Your goal:
Keep every line where the word "this" appears; drop the rest.
■ ■ ■ ■
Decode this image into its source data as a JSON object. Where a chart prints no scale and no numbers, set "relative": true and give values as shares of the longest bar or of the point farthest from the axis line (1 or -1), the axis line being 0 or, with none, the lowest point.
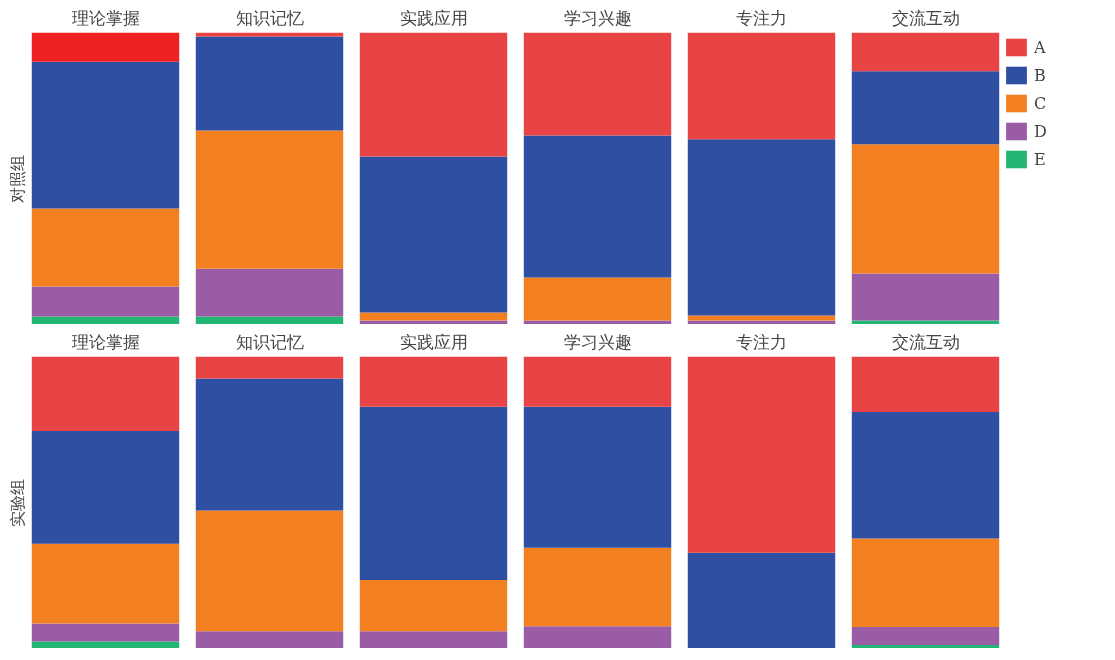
{
  "chart_data": [
    {
      "type": "bar",
      "stacked": true,
      "relative": true,
      "tick_labels": false,
      "title": "理论掌握",
      "ylabel": "对照组",
      "categories": [
        null
      ],
      "series": [
        {
          "color": "#22b573",
          "values": [
            0.027
          ]
        },
        {
          "color": "#9b5ca6",
          "values": [
            0.103
          ]
        },
        {
          "color": "#f28021",
          "values": [
            0.267
          ]
        },
        {
          "color": "#2f4fa2",
          "values": [
            0.503
          ]
        },
        {
          "color": "#ee2222",
          "values": [
            0.1
          ]
        }
      ]
    },
    {
      "type": "bar",
      "stacked": true,
      "relative": true,
      "tick_labels": false,
      "title": "知识记忆",
      "categories": [
        null
      ],
      "series": [
        {
          "color": "#22b573",
          "values": [
            0.027
          ]
        },
        {
          "color": "#9b5ca6",
          "values": [
            0.164
          ]
        },
        {
          "color": "#f28021",
          "values": [
            0.473
          ]
        },
        {
          "color": "#2f4fa2",
          "values": [
            0.322
          ]
        },
        {
          "color": "#e84445",
          "values": [
            0.014
          ]
        }
      ]
    },
    {
      "type": "bar",
      "stacked": true,
      "relative": true,
      "tick_labels": false,
      "title": "实践应用",
      "categories": [
        null
      ],
      "series": [
        {
          "color": "#9b5ca6",
          "values": [
            0.014
          ]
        },
        {
          "color": "#f28021",
          "values": [
            0.027
          ]
        },
        {
          "color": "#2f4fa2",
          "values": [
            0.534
          ]
        },
        {
          "color": "#e84445",
          "values": [
            0.425
          ]
        }
      ]
    },
    {
      "type": "bar",
      "stacked": true,
      "relative": true,
      "tick_labels": false,
      "title": "学习兴趣",
      "categories": [
        null
      ],
      "series": [
        {
          "color": "#9b5ca6",
          "values": [
            0.014
          ]
        },
        {
          "color": "#f28021",
          "values": [
            0.147
          ]
        },
        {
          "color": "#2f4fa2",
          "values": [
            0.486
          ]
        },
        {
          "color": "#e84445",
          "values": [
            0.353
          ]
        }
      ]
    },
    {
      "type": "bar",
      "stacked": true,
      "relative": true,
      "tick_labels": false,
      "title": "专注力",
      "categories": [
        null
      ],
      "series": [
        {
          "color": "#9b5ca6",
          "values": [
            0.014
          ]
        },
        {
          "color": "#f28021",
          "values": [
            0.017
          ]
        },
        {
          "color": "#2f4fa2",
          "values": [
            0.603
          ]
        },
        {
          "color": "#e84445",
          "values": [
            0.366
          ]
        }
      ]
    },
    {
      "type": "bar",
      "stacked": true,
      "relative": true,
      "tick_labels": false,
      "title": "交流互动",
      "legend": "right",
      "categories": [
        null
      ],
      "series": [
        {
          "name": "E",
          "color": "#22b573",
          "values": [
            0.014
          ]
        },
        {
          "name": "D",
          "color": "#9b5ca6",
          "values": [
            0.161
          ]
        },
        {
          "name": "C",
          "color": "#f28021",
          "values": [
            0.442
          ]
        },
        {
          "name": "B",
          "color": "#2f4fa2",
          "values": [
            0.25
          ]
        },
        {
          "name": "A",
          "color": "#e84445",
          "values": [
            0.133
          ]
        }
      ]
    },
    {
      "type": "bar",
      "stacked": true,
      "relative": true,
      "tick_labels": false,
      "title": "理论掌握",
      "ylabel": "实验组",
      "categories": [
        null
      ],
      "series": [
        {
          "color": "#22b573",
          "values": [
            0.024
          ]
        },
        {
          "color": "#9b5ca6",
          "values": [
            0.062
          ]
        },
        {
          "color": "#f28021",
          "values": [
            0.273
          ]
        },
        {
          "color": "#2f4fa2",
          "values": [
            0.386
          ]
        },
        {
          "color": "#e84445",
          "values": [
            0.255
          ]
        }
      ]
    },
    {
      "type": "bar",
      "stacked": true,
      "relative": true,
      "tick_labels": false,
      "title": "知识记忆",
      "categories": [
        null
      ],
      "series": [
        {
          "color": "#9b5ca6",
          "values": [
            0.059
          ]
        },
        {
          "color": "#f28021",
          "values": [
            0.414
          ]
        },
        {
          "color": "#2f4fa2",
          "values": [
            0.452
          ]
        },
        {
          "color": "#e84445",
          "values": [
            0.075
          ]
        }
      ]
    },
    {
      "type": "bar",
      "stacked": true,
      "relative": true,
      "tick_labels": false,
      "title": "实践应用",
      "categories": [
        null
      ],
      "series": [
        {
          "color": "#9b5ca6",
          "values": [
            0.059
          ]
        },
        {
          "color": "#f28021",
          "values": [
            0.176
          ]
        },
        {
          "color": "#2f4fa2",
          "values": [
            0.593
          ]
        },
        {
          "color": "#e84445",
          "values": [
            0.172
          ]
        }
      ]
    },
    {
      "type": "bar",
      "stacked": true,
      "relative": true,
      "tick_labels": false,
      "title": "学习兴趣",
      "categories": [
        null
      ],
      "series": [
        {
          "color": "#9b5ca6",
          "values": [
            0.076
          ]
        },
        {
          "color": "#f28021",
          "values": [
            0.269
          ]
        },
        {
          "color": "#2f4fa2",
          "values": [
            0.483
          ]
        },
        {
          "color": "#e84445",
          "values": [
            0.172
          ]
        }
      ]
    },
    {
      "type": "bar",
      "stacked": true,
      "relative": true,
      "tick_labels": false,
      "title": "专注力",
      "categories": [
        null
      ],
      "series": [
        {
          "color": "#2f4fa2",
          "values": [
            0.328
          ]
        },
        {
          "color": "#e84445",
          "values": [
            0.672
          ]
        }
      ]
    },
    {
      "type": "bar",
      "stacked": true,
      "relative": true,
      "tick_labels": false,
      "title": "交流互动",
      "categories": [
        null
      ],
      "series": [
        {
          "color": "#22b573",
          "values": [
            0.012
          ]
        },
        {
          "color": "#9b5ca6",
          "values": [
            0.062
          ]
        },
        {
          "color": "#f28021",
          "values": [
            0.303
          ]
        },
        {
          "color": "#2f4fa2",
          "values": [
            0.433
          ]
        },
        {
          "color": "#e84445",
          "values": [
            0.19
          ]
        }
      ]
    }
  ]
}
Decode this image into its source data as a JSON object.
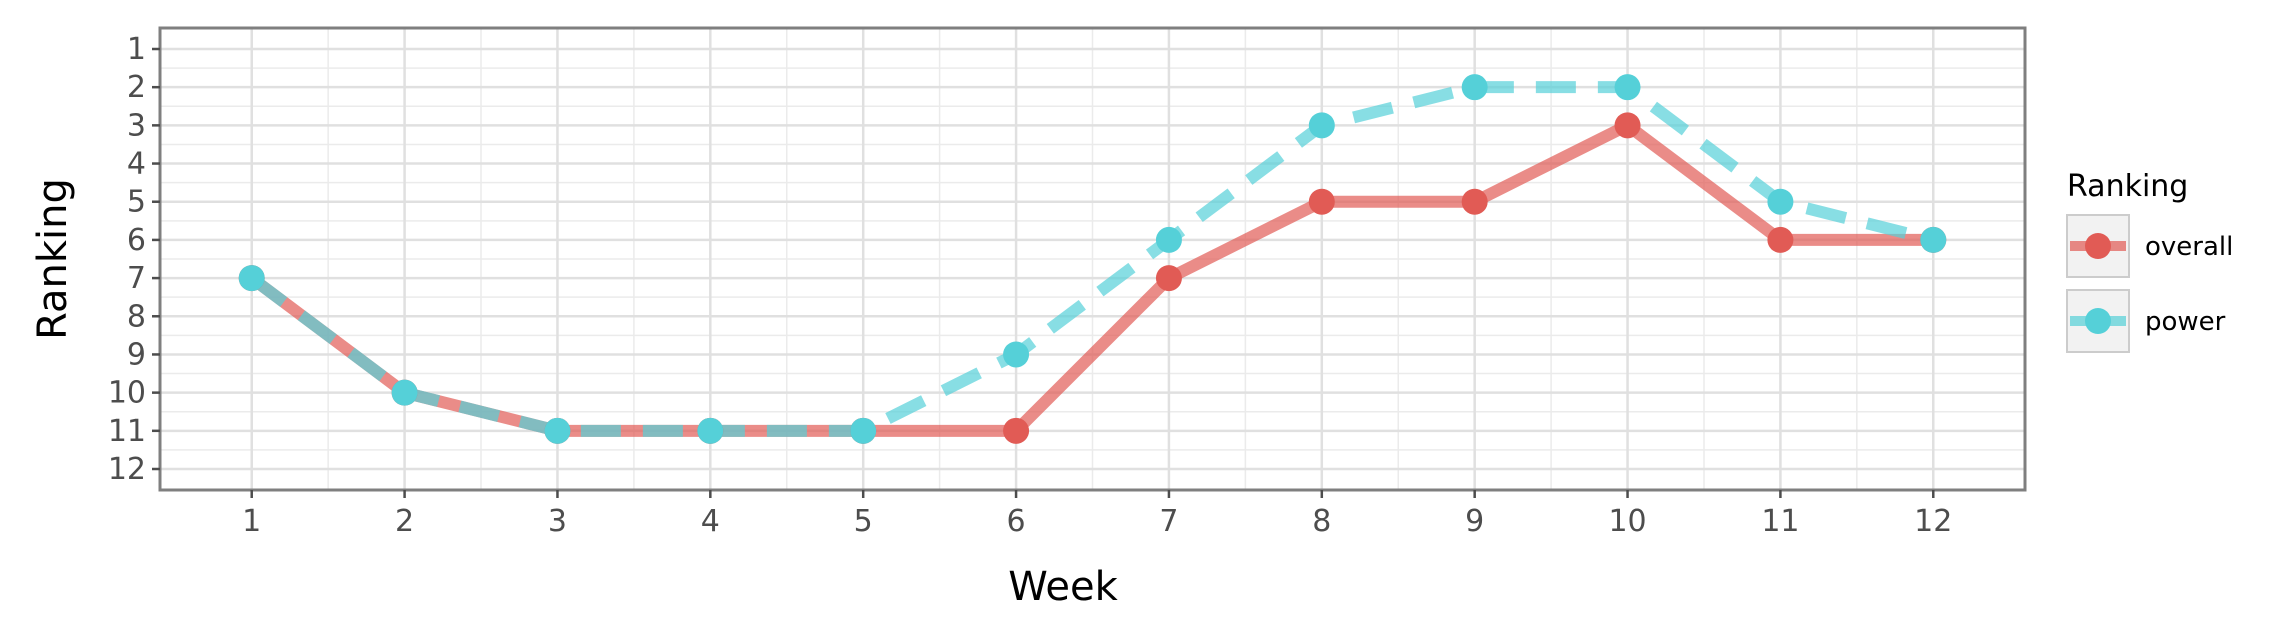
■ ■ ■ ■
Exercise result:
Decode this image into its source data as a JSON object. Where a chart prints no scale and no numbers, set "relative": true and give values as shares of the longest bar or of the point farthest from the axis line (1 or -1), the axis line being 0 or, with none, the lowest point.
Decode this image into its source data as a JSON object.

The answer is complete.